▸ **Excerpted passage**
--- start ---
According to a recent Harris News Poll,
74 percent of the people surveyed in the U.S. who have heard of global
warming think there is global warming . My response to that is... so what?
If it was absolutely, positively proven that the earth would be struck
by an asteroid tomorrow and there was a poll that said that 54% of white
males thought the grim news was true, who cares what they think? It doesn't
alter the facts.
In ancient Greece, the birthplace of democracy, criminal trials often
involved the entire population of the city as the jury, and the entire
town, having heard the facts, reached a consensus by their vote to determine
guilt or innocence. The point is, even in a true democratic situation
such as that the Greeks shared, opinion had a place when it involved cases
of human matters, but they never voted to determine if the earth was round
or not. Once the Greek scholar Ptolemy determined the earth was round,
I don't remember reading how the Greeks took the matter to the polls to
determine who believed he was correct.
It seems a little scary to me that national policy may rest on a poll
that is intended to demonstrate how many citizens believe in a given fact
or shared assumption. If they don't, thenÉ? After all, if a majority of
Americans believe there is such a thing as global warming, what is that
saying? That a majority of people may be misinformed on the subject? What
if national policy is set on this poll and somewhere down the road we
earthlings discover the tragic truth that global warming not only never
existed, but that our efforts to resolve the non-existent problem proved
to be far more disastrous than what global warming may have done? And
just what are the facts of global warming? Is there proof? Are we all
of the single opinion that global warming is a fact? I mean, we're talking
about a subject that is -don't excuse the pun- hotly debated, and has
never been concretely established as fact.
--- end ---
▸ **Problems and tasks**
[1] Return the passage on global warming polls word for word, starting at "If it was absolutely, positively" and ending at "alter the facts.".
[2] In the passage on global warming polls, what percentage of people surveyed in the U.S. who have heard of global warming think there is global warming?

▸ **Rows**
--- start ---
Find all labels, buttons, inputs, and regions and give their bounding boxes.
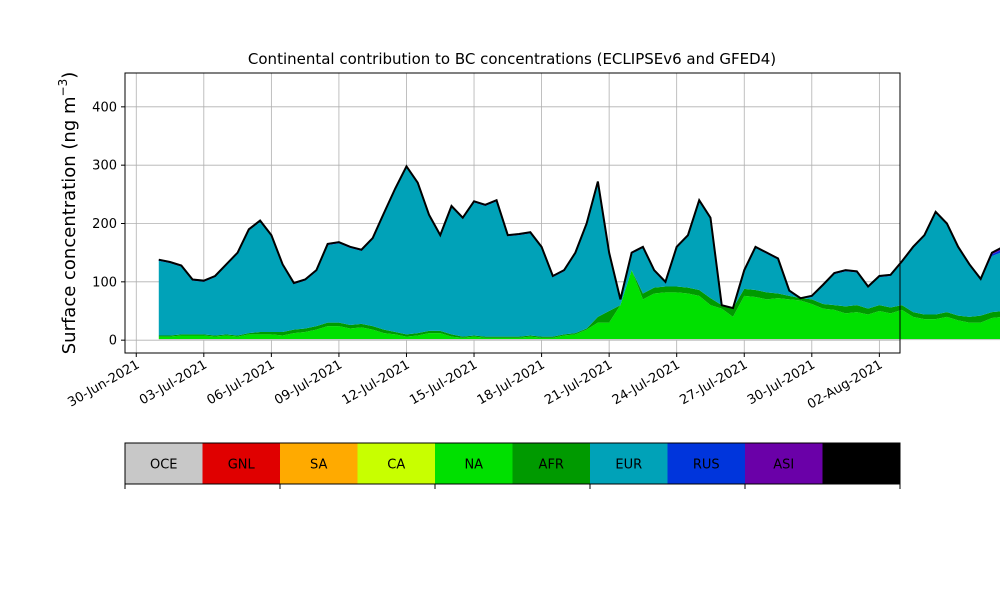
colorbar-frame — [124, 442, 901, 485]
colorbar-swatch-na — [435, 443, 513, 484]
colorbar-label-oce: OCE — [150, 458, 178, 473]
colorbar-label-asi: ASI — [773, 458, 794, 473]
colorbar-label-rus: RUS — [693, 458, 720, 473]
colorbar: OCE GNL SA CA NA AFR EUR RUS ASI AUS — [124, 442, 901, 489]
y-axis-label-text: Surface concentration (ng m — [59, 96, 80, 354]
colorbar-swatch-afr — [512, 443, 590, 484]
y-axis-label-superscript: −3 — [56, 79, 70, 97]
y-tick-label: 400 — [92, 100, 117, 115]
colorbar-label-aus: AUS — [848, 458, 875, 473]
area-eur — [158, 167, 1000, 337]
colorbar-swatch-ca — [357, 443, 435, 484]
plot-area — [124, 72, 1000, 354]
colorbar-label-na: NA — [464, 458, 483, 473]
colorbar-swatch-asi — [745, 443, 823, 484]
colorbar-swatch-sa — [280, 443, 358, 484]
y-axis-label: Surface concentration (ng m−3) — [56, 72, 80, 355]
colorbar-label-ca: CA — [387, 458, 405, 473]
colorbar-label-afr: AFR — [539, 458, 564, 473]
y-axis: 0 100 200 300 400 — [92, 100, 125, 349]
colorbar-swatch-gnl — [202, 443, 280, 484]
y-axis-label-close: ) — [59, 72, 80, 79]
area-oce — [158, 339, 1000, 341]
colorbar-swatch-aus — [822, 443, 900, 484]
chart-title: Continental contribution to BC concentra… — [248, 50, 776, 68]
y-tick-label: 100 — [92, 275, 117, 290]
colorbar-swatch-rus — [667, 443, 745, 484]
y-tick-label: 200 — [92, 217, 117, 232]
total-concentration-line — [158, 164, 1000, 310]
area-na — [158, 270, 1000, 339]
y-tick-label: 300 — [92, 159, 117, 174]
plot-frame — [124, 72, 901, 354]
y-tick-label: 0 — [109, 334, 117, 349]
colorbar-swatch-eur — [590, 443, 668, 484]
stacked-areas — [158, 166, 1000, 341]
colorbar-swatch-oce — [125, 443, 203, 484]
colorbar-label-sa: SA — [310, 458, 327, 473]
colorbar-label-gnl: GNL — [228, 458, 256, 473]
colorbar-label-eur: EUR — [615, 458, 642, 473]
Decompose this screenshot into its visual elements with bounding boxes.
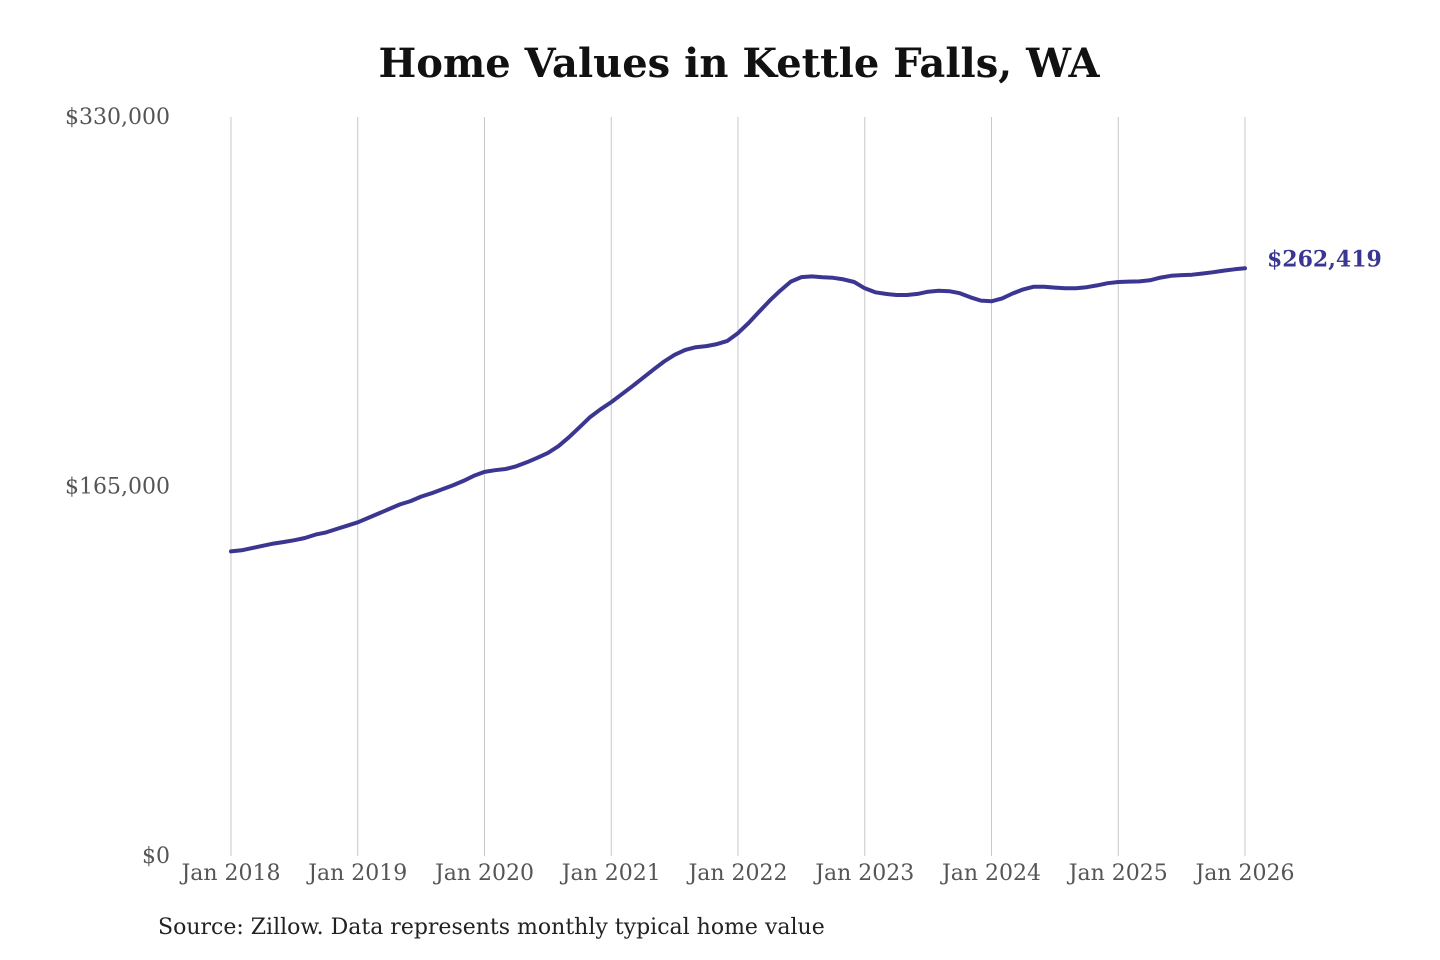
y-tick-label: $165,000 <box>65 475 170 500</box>
x-axis-ticks: Jan 2018 Jan 2019 Jan 2020 Jan 2021 Jan 2022… <box>179 861 1294 886</box>
x-tick-label: Jan 2019 <box>306 861 407 886</box>
end-value-label: $262,419 <box>1267 246 1382 272</box>
x-tick-label: Jan 2026 <box>1193 861 1294 886</box>
x-tick-label: Jan 2021 <box>560 861 661 886</box>
y-tick-label: $0 <box>142 844 170 869</box>
series-line-home-value <box>229 266 1247 554</box>
grid-lines <box>230 117 1246 856</box>
x-tick-label: Jan 2025 <box>1067 861 1168 886</box>
x-tick-label: Jan 2022 <box>686 861 787 886</box>
y-axis-ticks: $0 $165,000 $330,000 <box>65 105 170 869</box>
x-tick-label: Jan 2023 <box>813 861 914 886</box>
chart-title: Home Values in Kettle Falls, WA <box>378 40 1100 87</box>
x-tick-label: Jan 2024 <box>940 861 1041 886</box>
x-tick-label: Jan 2018 <box>179 861 280 886</box>
source-note: Source: Zillow. Data represents monthly … <box>158 915 825 940</box>
y-tick-label: $330,000 <box>65 105 170 130</box>
x-tick-label: Jan 2020 <box>433 861 534 886</box>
--- end ---
▸ **Answers to the tasks**
[1]
If it was absolutely, positively proven that the earth would be struck
by an asteroid tomorrow and there was a poll that said that 54% of white
males thought the grim news was true, who cares what they think? It doesn't
alter the facts.

[2] 74 percent